[Stored data entries]
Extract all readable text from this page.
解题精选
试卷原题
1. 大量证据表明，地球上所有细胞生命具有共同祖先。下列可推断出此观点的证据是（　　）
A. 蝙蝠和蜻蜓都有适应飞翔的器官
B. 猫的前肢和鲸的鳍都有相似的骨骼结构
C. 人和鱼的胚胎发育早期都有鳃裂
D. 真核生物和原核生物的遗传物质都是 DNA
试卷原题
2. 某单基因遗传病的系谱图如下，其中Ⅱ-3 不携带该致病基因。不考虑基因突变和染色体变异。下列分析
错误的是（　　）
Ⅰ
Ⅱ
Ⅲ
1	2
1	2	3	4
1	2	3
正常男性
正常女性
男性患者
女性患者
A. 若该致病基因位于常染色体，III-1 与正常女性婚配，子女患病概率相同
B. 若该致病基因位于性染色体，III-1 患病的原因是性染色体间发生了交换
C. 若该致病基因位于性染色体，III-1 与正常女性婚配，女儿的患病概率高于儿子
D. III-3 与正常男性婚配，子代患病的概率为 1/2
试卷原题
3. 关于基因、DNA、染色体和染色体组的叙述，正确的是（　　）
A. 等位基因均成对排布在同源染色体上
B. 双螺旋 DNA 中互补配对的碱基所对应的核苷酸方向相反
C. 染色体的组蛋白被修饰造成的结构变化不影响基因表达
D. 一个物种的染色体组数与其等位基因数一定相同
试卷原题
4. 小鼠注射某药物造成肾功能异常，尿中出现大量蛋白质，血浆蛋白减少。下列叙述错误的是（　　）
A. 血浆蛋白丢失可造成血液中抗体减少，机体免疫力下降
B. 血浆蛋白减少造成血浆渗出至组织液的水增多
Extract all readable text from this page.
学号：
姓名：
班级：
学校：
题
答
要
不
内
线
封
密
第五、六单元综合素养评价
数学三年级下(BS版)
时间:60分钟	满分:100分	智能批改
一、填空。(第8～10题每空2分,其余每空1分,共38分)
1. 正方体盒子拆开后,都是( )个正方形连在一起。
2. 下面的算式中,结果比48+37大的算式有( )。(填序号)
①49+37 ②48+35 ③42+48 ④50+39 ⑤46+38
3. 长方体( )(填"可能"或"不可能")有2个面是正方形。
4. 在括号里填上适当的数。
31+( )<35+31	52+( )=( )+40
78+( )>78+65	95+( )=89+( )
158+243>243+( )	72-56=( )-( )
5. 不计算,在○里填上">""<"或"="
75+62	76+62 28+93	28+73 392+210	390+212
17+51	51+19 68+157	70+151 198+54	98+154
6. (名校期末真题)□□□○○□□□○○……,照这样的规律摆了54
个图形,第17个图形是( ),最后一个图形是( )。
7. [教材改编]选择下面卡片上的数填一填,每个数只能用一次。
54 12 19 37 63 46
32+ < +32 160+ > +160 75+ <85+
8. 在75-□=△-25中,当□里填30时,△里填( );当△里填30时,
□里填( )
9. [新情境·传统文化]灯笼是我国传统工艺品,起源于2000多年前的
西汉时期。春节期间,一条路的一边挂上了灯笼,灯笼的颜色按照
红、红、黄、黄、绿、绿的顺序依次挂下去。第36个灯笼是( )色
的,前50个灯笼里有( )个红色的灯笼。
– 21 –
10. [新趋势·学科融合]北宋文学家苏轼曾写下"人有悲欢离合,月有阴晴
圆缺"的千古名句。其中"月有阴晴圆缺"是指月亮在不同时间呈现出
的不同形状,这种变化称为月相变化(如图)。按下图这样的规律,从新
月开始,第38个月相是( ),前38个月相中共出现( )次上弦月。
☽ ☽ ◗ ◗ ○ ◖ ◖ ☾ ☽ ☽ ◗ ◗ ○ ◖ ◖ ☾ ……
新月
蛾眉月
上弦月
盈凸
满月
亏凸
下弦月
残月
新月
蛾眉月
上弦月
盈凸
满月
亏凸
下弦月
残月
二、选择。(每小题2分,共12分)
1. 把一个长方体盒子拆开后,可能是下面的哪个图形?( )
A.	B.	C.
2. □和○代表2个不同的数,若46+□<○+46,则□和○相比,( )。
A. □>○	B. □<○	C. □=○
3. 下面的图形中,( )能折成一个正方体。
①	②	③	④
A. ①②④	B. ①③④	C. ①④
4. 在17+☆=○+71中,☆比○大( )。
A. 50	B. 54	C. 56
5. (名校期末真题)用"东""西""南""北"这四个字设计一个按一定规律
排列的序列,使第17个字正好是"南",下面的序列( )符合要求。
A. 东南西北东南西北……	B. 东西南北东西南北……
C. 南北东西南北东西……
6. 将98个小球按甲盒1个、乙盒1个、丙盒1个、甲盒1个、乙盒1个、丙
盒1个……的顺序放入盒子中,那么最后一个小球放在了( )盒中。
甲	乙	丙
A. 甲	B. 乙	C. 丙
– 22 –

What to work on - Find the word "名校期末真题" in the data and copy out each line where it turns up.

Answer in full -
6. (名校期末真题)□□□○○□□□○○……,照这样的规律摆了54
5. (名校期末真题)用"东""西""南""北"这四个字设计一个按一定规律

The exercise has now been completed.